Written task » Find each line holding "title" and copy it out.

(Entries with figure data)
* begin *

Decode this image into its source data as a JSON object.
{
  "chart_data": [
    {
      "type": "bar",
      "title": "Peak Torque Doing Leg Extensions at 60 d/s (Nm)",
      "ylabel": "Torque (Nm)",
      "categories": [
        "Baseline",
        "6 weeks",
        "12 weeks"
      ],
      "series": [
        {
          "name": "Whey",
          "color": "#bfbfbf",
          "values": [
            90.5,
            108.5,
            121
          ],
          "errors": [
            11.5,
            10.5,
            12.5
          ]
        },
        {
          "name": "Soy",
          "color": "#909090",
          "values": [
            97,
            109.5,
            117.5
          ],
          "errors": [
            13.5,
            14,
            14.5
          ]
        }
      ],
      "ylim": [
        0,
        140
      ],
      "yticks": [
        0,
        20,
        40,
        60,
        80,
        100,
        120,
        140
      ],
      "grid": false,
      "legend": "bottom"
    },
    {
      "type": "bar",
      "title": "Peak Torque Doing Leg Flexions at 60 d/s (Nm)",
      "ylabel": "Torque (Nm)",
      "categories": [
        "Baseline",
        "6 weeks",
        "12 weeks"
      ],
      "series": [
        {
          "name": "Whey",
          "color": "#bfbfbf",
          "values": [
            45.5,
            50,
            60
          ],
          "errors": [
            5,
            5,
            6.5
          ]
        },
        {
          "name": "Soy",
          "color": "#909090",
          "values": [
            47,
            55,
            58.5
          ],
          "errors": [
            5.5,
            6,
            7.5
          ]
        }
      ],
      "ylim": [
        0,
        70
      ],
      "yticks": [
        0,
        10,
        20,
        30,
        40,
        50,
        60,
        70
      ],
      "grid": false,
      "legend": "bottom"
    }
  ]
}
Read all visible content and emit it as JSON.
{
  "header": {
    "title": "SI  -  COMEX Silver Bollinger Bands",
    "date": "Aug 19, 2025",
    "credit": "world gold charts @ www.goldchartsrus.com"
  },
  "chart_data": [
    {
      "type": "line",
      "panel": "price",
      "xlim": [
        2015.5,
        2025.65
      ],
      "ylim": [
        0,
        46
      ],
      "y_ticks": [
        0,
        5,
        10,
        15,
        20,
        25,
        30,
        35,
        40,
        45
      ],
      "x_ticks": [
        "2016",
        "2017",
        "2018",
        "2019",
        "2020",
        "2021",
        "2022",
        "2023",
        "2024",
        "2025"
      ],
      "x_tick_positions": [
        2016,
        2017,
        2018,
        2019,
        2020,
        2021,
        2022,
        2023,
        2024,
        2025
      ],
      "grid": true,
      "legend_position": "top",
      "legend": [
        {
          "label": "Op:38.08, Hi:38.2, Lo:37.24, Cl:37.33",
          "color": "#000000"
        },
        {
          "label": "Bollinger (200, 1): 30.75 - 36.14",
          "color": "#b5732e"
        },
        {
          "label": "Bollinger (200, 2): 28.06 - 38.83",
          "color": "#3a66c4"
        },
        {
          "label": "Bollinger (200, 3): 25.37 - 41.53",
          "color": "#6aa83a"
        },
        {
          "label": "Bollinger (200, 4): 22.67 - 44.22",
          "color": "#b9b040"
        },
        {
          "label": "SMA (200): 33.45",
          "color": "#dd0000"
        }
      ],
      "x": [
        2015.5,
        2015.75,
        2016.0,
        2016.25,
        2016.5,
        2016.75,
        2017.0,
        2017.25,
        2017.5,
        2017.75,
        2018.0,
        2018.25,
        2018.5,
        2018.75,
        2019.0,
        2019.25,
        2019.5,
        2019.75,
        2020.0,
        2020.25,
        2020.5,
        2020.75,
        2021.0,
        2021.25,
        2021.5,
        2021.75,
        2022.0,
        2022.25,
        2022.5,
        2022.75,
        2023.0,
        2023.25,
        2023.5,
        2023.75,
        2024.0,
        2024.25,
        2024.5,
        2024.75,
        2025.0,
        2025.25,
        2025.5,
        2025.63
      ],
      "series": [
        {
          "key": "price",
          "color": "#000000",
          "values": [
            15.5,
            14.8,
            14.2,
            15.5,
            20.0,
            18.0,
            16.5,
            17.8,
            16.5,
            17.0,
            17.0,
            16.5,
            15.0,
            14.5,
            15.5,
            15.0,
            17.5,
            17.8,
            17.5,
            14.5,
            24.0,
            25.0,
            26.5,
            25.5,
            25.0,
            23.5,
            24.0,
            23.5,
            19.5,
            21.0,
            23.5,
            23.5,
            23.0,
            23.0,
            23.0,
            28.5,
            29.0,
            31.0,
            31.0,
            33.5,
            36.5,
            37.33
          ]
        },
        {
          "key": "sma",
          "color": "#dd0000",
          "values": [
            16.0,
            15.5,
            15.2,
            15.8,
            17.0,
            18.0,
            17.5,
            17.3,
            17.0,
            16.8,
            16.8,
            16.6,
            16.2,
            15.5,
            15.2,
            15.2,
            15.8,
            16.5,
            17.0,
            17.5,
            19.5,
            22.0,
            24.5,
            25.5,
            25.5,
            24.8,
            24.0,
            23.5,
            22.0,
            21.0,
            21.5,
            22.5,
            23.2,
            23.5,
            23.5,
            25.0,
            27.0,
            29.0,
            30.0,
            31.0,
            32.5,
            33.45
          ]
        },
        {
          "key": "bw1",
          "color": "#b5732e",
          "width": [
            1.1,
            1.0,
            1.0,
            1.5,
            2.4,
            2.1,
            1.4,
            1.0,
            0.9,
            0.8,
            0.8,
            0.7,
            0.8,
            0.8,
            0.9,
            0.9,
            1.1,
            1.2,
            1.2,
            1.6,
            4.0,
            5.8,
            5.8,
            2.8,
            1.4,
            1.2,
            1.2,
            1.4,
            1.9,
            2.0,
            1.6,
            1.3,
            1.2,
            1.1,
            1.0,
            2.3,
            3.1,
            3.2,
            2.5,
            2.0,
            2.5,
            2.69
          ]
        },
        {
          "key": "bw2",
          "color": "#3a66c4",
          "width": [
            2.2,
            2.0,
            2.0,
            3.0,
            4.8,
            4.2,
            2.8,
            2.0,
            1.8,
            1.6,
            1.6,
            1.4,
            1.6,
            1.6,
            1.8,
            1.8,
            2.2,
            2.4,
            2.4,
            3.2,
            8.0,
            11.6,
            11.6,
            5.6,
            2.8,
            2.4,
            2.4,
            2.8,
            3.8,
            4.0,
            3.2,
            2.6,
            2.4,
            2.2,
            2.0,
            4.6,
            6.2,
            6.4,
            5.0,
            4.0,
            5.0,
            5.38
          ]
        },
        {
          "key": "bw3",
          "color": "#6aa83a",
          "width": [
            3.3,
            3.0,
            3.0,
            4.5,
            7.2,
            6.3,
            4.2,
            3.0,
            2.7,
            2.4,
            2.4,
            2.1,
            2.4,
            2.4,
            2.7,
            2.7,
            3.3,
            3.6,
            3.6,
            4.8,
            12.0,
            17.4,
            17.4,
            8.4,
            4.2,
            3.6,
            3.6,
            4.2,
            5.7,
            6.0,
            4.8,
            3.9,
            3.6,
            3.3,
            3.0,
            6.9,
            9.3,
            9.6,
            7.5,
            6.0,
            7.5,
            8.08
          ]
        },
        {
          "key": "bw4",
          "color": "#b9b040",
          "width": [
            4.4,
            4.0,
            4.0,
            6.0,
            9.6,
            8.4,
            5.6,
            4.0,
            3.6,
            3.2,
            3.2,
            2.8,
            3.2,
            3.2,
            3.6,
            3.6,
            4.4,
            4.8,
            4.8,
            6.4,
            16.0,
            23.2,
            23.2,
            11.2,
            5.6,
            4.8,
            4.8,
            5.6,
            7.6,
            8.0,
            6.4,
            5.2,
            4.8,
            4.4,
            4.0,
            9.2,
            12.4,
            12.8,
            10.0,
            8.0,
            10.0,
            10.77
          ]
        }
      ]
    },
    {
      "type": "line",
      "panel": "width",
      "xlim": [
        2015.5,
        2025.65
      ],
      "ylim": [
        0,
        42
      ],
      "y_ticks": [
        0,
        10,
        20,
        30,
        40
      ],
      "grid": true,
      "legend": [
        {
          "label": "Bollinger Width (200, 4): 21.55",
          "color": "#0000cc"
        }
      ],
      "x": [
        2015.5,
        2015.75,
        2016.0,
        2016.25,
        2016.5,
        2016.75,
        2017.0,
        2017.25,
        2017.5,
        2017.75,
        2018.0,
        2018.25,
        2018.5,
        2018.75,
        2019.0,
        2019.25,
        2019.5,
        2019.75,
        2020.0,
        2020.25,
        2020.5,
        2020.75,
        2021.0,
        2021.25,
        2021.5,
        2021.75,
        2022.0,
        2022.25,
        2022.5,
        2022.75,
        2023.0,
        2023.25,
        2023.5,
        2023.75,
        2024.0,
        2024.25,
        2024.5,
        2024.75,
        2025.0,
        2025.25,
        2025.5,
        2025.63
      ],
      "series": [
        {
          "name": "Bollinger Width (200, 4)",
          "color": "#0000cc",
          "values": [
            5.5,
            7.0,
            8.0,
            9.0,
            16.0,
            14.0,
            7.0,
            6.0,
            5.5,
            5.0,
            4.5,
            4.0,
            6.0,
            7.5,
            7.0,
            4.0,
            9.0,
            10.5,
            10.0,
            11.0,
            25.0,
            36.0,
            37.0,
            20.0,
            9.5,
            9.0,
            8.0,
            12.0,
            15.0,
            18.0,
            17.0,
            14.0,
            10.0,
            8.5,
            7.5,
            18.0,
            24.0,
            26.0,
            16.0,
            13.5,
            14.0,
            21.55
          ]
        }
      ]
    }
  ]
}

* end *

Reply »
      "title": "Peak Torque Doing Leg Extensions at 60 d/s (Nm)",
      "title": "Peak Torque Doing Leg Flexions at 60 d/s (Nm)",
    "title": "SI  -  COMEX Silver Bollinger Bands",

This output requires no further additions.